What is being asked:
Identify and pull out each line of the entries in which "empezar" occurs.

--- Start ---

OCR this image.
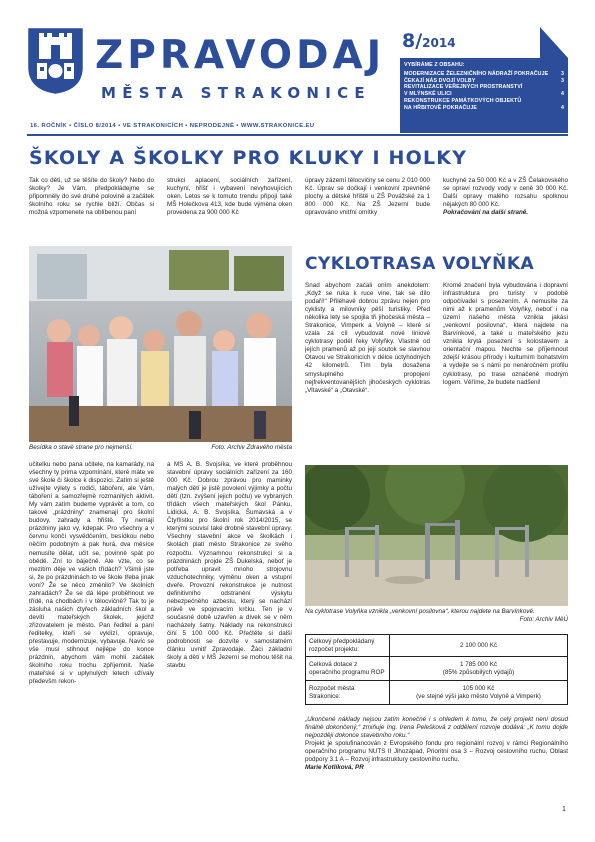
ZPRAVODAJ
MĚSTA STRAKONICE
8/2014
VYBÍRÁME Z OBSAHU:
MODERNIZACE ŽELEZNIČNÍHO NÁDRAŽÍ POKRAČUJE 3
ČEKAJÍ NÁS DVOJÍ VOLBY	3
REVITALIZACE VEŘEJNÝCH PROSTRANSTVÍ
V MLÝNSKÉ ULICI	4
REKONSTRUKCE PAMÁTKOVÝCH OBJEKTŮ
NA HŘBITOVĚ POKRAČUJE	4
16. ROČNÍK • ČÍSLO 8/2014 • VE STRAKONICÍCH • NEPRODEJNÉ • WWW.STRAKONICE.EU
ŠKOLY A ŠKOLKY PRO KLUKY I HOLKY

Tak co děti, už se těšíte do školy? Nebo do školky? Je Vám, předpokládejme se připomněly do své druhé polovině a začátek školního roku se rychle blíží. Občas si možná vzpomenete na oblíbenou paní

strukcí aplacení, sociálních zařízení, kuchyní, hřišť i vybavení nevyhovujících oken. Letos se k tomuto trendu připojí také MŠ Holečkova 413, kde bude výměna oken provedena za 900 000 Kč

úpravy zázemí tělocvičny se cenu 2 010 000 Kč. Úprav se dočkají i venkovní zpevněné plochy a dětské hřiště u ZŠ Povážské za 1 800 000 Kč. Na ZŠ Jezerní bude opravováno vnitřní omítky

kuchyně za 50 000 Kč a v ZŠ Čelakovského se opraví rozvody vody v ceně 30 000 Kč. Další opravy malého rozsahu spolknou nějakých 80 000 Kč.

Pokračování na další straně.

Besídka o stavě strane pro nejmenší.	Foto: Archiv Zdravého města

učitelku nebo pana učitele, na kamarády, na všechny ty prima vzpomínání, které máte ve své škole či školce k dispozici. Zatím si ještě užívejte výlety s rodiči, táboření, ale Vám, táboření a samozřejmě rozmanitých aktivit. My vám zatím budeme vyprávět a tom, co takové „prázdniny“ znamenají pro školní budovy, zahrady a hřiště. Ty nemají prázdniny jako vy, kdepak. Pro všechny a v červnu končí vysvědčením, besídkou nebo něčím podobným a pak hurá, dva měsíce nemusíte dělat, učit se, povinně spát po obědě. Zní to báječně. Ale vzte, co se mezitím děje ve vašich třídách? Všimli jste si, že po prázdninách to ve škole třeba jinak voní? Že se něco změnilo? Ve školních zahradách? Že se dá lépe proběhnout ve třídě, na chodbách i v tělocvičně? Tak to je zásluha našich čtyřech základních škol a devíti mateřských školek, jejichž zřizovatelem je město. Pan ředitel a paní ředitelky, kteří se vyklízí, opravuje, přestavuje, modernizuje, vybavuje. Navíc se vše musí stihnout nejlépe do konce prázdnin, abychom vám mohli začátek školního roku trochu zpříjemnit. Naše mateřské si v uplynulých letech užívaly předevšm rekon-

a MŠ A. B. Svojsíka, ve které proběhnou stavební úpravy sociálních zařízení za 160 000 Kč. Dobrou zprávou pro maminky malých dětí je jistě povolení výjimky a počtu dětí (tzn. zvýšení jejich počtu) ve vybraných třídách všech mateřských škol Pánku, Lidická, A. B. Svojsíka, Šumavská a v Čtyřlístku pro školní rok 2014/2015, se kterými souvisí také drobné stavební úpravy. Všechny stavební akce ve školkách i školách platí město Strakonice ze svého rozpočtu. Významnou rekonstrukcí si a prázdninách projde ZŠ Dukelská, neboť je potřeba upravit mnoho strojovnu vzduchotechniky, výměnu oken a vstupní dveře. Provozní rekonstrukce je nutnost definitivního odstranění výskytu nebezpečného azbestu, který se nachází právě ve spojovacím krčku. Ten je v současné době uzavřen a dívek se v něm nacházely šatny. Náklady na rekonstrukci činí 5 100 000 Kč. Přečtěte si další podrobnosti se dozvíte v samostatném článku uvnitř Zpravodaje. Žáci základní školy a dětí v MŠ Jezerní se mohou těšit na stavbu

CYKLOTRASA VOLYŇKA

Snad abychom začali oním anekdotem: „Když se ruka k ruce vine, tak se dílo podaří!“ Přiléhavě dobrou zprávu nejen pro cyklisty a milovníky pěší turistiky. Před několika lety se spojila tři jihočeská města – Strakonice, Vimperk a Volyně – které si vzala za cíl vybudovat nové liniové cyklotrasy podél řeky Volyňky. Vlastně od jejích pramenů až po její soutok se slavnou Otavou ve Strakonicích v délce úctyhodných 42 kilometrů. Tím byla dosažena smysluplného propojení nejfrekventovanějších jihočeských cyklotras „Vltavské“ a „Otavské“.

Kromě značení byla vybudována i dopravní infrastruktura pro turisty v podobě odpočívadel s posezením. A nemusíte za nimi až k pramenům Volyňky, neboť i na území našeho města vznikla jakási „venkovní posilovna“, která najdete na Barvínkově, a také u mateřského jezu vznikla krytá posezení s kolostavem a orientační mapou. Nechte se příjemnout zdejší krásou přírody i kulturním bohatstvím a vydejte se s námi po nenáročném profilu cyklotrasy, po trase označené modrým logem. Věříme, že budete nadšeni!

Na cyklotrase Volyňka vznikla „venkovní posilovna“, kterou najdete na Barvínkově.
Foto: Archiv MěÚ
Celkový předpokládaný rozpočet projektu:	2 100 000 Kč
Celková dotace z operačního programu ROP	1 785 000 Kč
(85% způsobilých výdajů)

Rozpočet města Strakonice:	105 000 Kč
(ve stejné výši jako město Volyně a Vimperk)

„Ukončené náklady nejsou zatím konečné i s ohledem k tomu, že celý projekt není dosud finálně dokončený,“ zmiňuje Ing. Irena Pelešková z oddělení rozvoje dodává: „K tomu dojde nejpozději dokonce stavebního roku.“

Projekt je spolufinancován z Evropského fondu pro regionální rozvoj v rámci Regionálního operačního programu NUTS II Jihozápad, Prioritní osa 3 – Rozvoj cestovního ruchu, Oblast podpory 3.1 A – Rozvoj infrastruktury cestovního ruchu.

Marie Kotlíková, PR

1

--- End ---
--- Start ---

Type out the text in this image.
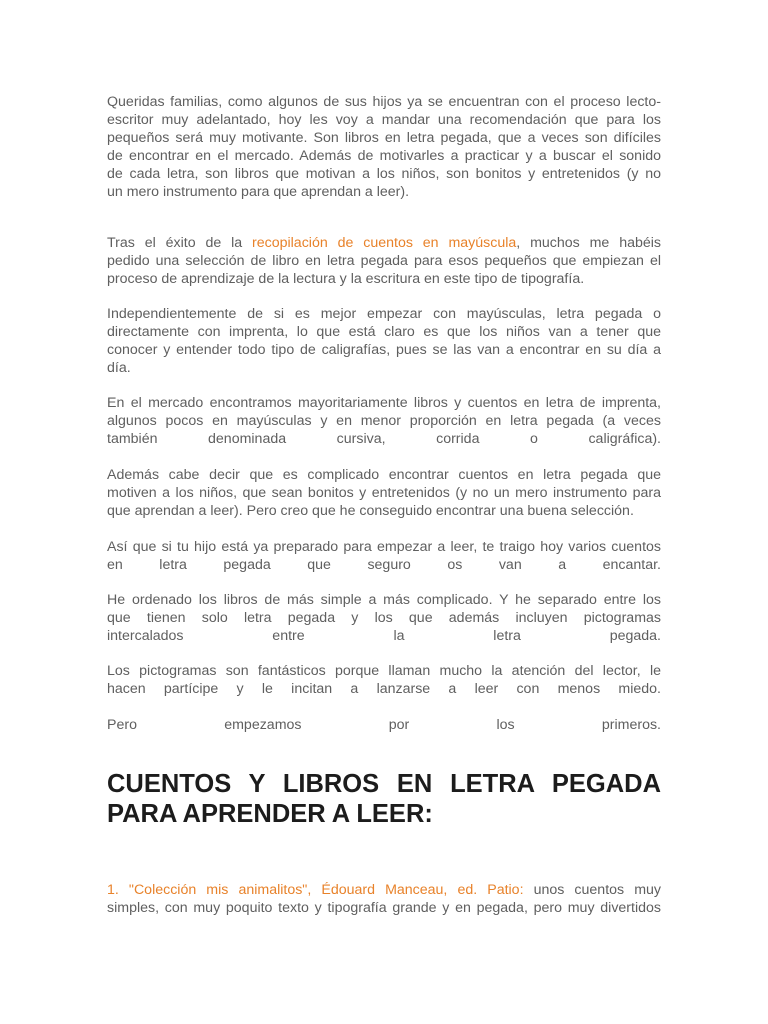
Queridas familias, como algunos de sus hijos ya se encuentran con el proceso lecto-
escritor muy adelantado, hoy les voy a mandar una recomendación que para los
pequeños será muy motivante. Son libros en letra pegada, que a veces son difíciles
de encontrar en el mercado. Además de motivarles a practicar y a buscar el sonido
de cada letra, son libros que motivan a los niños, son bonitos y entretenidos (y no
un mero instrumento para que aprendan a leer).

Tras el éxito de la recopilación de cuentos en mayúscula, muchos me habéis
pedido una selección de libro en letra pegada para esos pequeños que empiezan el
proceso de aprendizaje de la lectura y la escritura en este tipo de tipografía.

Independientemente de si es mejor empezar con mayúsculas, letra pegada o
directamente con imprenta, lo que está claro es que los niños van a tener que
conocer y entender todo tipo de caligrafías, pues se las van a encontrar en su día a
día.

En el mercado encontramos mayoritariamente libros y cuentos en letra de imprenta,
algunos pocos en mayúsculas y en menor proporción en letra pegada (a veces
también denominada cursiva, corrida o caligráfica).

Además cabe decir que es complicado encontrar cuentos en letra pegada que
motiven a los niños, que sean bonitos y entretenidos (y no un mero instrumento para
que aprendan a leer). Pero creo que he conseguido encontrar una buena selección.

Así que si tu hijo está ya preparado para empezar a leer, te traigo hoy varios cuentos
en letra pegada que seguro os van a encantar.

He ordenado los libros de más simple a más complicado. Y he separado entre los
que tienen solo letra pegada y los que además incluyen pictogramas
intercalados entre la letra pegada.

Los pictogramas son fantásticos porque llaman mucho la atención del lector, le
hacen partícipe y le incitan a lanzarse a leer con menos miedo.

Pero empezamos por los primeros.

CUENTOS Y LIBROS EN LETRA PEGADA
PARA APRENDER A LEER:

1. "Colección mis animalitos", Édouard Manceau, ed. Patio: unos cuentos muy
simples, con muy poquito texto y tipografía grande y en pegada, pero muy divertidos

--- End ---
--- Start ---

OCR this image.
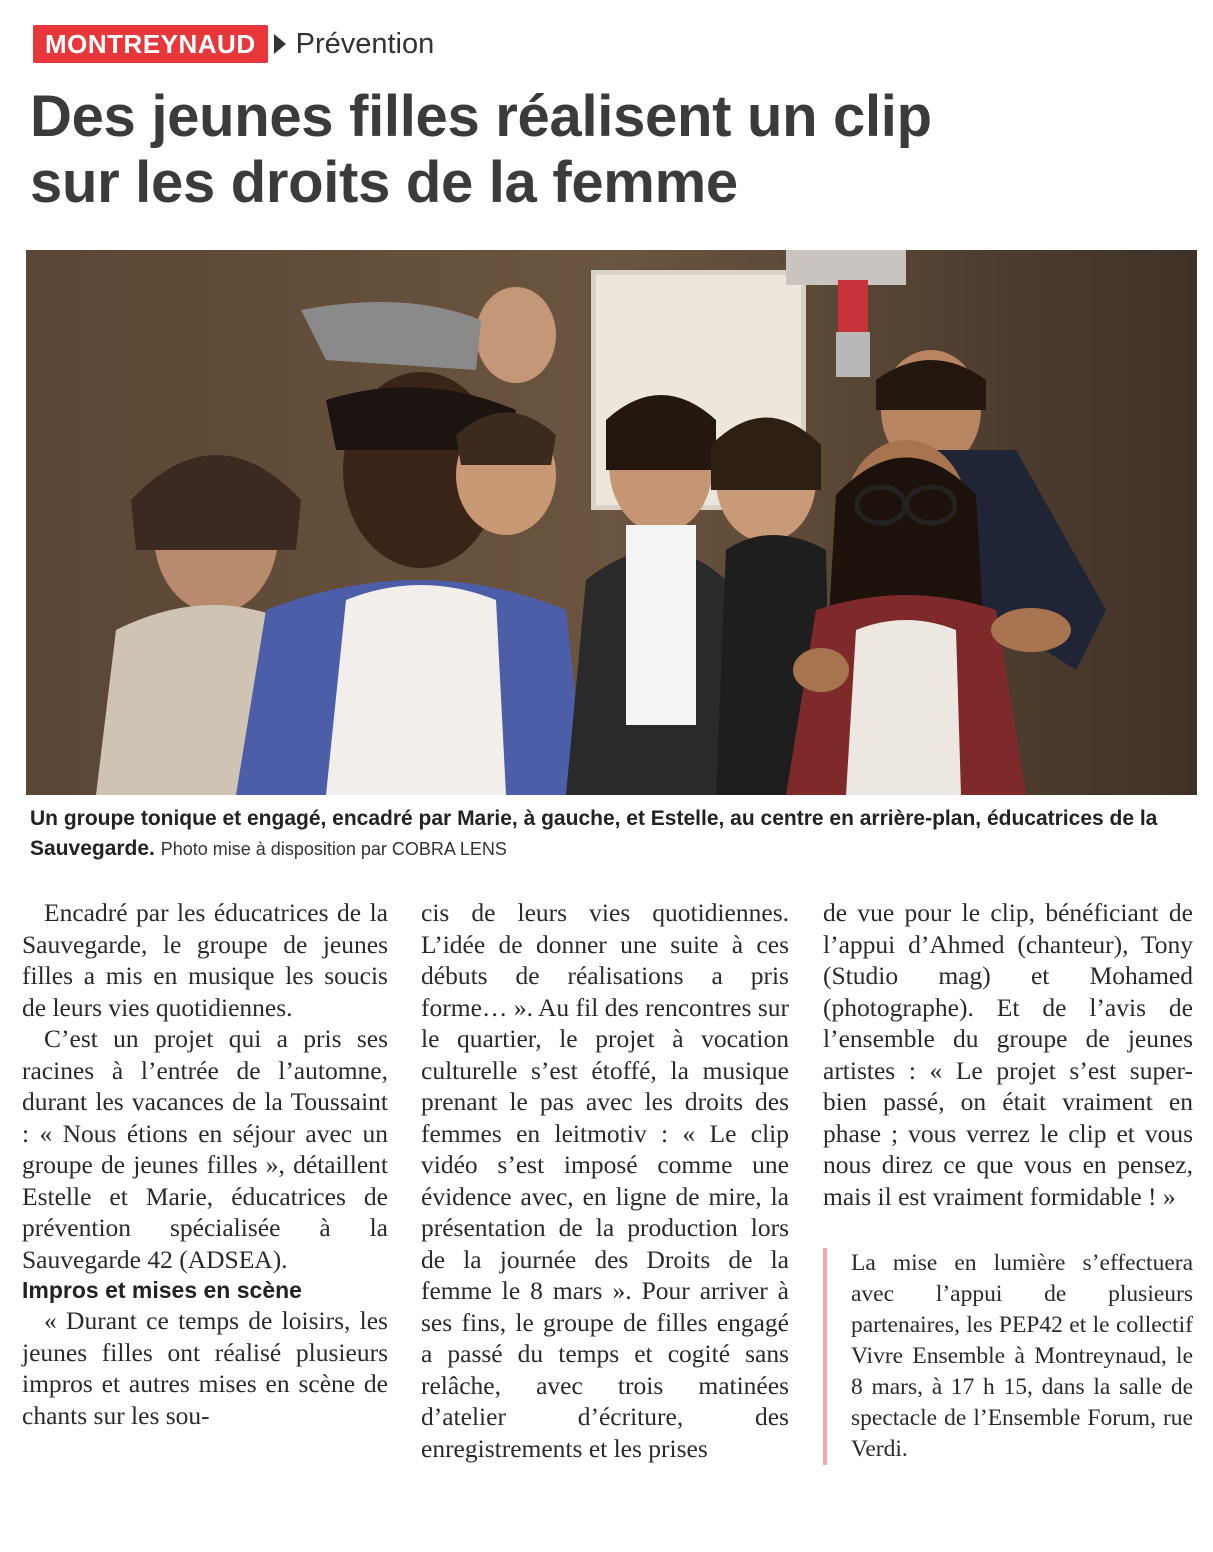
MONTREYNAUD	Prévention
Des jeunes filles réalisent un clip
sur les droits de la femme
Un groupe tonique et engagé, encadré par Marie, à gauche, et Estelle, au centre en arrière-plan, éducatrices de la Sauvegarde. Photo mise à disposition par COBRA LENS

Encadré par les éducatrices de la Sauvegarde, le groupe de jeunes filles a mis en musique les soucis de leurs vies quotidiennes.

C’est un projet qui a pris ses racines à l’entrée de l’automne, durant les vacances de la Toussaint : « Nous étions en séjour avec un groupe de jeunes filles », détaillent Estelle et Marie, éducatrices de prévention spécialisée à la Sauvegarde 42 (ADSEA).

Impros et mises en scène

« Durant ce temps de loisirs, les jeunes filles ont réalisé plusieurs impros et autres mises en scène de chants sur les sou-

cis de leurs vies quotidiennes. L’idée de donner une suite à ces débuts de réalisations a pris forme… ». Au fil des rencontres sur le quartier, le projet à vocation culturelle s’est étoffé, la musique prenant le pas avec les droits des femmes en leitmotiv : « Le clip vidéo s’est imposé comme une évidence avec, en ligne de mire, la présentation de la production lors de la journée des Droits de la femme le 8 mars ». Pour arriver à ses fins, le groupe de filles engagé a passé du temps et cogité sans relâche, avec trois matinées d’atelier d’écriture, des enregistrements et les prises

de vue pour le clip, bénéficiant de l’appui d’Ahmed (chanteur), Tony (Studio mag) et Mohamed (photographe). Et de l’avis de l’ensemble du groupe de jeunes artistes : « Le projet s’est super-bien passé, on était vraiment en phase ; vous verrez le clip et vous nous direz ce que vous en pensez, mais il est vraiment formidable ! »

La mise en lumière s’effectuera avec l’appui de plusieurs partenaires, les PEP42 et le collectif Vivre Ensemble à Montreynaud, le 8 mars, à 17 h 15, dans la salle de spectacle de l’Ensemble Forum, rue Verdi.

--- End ---

Full solution:
Independientemente de si es mejor empezar con mayúsculas, letra pegada o
Así que si tu hijo está ya preparado para empezar a leer, te traigo hoy varios cuentos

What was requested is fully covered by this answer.